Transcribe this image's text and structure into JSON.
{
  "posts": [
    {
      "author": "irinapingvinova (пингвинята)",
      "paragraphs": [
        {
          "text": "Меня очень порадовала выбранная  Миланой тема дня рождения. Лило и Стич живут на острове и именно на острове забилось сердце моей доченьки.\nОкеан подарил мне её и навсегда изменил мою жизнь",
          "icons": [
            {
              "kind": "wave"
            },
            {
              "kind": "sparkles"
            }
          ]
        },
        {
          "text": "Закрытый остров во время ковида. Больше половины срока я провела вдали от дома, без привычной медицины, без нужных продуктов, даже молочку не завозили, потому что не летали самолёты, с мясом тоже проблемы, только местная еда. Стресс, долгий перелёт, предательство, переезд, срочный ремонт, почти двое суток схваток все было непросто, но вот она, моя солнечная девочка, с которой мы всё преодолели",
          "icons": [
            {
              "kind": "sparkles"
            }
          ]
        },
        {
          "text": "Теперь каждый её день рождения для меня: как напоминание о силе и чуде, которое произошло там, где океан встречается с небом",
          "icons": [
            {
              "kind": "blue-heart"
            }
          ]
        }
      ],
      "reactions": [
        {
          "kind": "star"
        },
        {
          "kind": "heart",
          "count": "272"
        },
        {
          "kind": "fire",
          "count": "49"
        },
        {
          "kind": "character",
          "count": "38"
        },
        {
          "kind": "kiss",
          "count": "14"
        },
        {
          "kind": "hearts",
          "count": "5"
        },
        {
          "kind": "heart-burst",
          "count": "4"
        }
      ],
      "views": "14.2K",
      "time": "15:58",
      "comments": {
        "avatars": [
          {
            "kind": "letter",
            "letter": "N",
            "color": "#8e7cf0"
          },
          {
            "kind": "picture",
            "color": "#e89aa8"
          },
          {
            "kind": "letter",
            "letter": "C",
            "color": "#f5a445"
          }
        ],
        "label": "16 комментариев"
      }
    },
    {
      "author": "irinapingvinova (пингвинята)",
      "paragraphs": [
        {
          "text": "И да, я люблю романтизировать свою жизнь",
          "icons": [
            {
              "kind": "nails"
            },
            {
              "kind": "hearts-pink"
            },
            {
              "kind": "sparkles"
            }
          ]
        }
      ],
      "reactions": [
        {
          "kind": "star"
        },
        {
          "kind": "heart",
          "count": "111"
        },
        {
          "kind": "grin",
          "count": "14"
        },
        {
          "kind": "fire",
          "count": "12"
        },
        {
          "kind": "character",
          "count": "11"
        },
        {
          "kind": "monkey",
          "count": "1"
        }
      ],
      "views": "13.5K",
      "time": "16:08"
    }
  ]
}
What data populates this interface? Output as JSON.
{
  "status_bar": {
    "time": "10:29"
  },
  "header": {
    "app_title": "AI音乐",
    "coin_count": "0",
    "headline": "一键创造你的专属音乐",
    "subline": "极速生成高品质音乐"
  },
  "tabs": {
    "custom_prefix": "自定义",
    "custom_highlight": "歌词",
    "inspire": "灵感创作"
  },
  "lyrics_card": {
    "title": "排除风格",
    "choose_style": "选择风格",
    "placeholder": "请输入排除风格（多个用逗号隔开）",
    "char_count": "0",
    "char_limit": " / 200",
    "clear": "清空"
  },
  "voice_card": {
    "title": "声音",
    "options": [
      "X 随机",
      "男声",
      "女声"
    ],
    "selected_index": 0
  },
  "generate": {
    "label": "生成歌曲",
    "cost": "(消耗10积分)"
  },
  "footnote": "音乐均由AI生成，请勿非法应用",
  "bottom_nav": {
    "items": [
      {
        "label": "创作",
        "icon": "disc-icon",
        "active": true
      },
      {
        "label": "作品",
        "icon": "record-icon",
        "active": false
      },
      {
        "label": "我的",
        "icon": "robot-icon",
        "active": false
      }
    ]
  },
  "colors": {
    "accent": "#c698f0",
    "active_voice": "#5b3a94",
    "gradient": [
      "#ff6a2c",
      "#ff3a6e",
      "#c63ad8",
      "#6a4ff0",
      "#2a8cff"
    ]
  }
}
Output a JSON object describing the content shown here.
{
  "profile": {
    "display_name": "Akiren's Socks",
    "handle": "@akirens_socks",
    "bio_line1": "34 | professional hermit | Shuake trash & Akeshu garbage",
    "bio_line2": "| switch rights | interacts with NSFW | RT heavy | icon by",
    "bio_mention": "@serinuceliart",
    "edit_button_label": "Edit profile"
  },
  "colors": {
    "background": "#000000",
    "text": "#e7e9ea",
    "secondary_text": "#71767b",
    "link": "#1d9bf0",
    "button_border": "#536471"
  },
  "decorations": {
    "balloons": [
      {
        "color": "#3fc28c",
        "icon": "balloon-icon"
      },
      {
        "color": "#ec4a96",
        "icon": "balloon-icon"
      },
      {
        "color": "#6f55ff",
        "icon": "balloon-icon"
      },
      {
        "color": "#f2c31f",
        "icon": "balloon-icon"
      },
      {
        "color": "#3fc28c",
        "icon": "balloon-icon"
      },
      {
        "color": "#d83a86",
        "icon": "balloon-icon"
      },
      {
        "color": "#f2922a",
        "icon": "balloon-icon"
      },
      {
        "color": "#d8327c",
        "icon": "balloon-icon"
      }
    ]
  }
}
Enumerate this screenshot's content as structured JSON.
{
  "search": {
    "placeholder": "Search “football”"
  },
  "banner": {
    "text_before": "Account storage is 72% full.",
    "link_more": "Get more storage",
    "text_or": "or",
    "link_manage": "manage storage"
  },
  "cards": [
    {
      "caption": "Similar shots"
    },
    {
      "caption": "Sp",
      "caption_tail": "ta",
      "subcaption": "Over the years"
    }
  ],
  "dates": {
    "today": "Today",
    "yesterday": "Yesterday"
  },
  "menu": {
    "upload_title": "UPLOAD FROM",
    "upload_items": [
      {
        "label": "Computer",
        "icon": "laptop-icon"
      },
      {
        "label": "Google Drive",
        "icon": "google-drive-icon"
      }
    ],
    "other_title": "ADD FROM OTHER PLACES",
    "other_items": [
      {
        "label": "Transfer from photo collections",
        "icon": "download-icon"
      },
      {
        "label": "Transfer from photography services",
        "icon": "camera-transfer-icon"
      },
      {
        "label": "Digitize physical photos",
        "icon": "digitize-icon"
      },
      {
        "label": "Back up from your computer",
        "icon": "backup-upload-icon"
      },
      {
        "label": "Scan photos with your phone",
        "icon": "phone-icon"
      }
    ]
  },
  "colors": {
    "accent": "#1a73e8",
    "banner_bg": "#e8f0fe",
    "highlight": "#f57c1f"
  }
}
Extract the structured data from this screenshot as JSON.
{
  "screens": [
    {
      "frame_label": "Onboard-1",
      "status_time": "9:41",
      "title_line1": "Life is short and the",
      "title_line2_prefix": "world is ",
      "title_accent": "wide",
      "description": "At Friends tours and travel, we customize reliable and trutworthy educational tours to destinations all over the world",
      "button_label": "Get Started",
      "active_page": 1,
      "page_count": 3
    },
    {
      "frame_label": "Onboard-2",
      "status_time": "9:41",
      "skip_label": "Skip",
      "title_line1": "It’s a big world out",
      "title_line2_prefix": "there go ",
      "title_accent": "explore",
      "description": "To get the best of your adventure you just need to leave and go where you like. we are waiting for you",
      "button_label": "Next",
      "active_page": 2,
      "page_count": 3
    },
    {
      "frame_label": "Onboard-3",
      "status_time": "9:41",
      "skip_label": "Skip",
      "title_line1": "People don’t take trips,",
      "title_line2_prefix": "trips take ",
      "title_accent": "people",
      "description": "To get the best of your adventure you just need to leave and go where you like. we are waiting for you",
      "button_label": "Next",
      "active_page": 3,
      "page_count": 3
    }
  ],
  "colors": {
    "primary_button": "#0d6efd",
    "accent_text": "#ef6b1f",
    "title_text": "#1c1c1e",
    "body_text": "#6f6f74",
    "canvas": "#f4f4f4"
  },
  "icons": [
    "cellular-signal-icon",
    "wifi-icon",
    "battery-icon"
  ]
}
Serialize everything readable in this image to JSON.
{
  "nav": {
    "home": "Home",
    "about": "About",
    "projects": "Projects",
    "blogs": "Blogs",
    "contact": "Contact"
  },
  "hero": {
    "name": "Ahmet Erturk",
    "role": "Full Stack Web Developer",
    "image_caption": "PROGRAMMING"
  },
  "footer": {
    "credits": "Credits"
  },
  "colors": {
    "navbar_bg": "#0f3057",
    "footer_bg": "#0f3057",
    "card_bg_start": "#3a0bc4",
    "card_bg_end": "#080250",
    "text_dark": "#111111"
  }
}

+++

# What you should do:
In the entries above, identify each line that includes the string "with", then copy it.

# Result:
    "bio_line2": "| switch rights | interacts with NSFW | RT heavy | icon by",
        "label": "Scan photos with your phone",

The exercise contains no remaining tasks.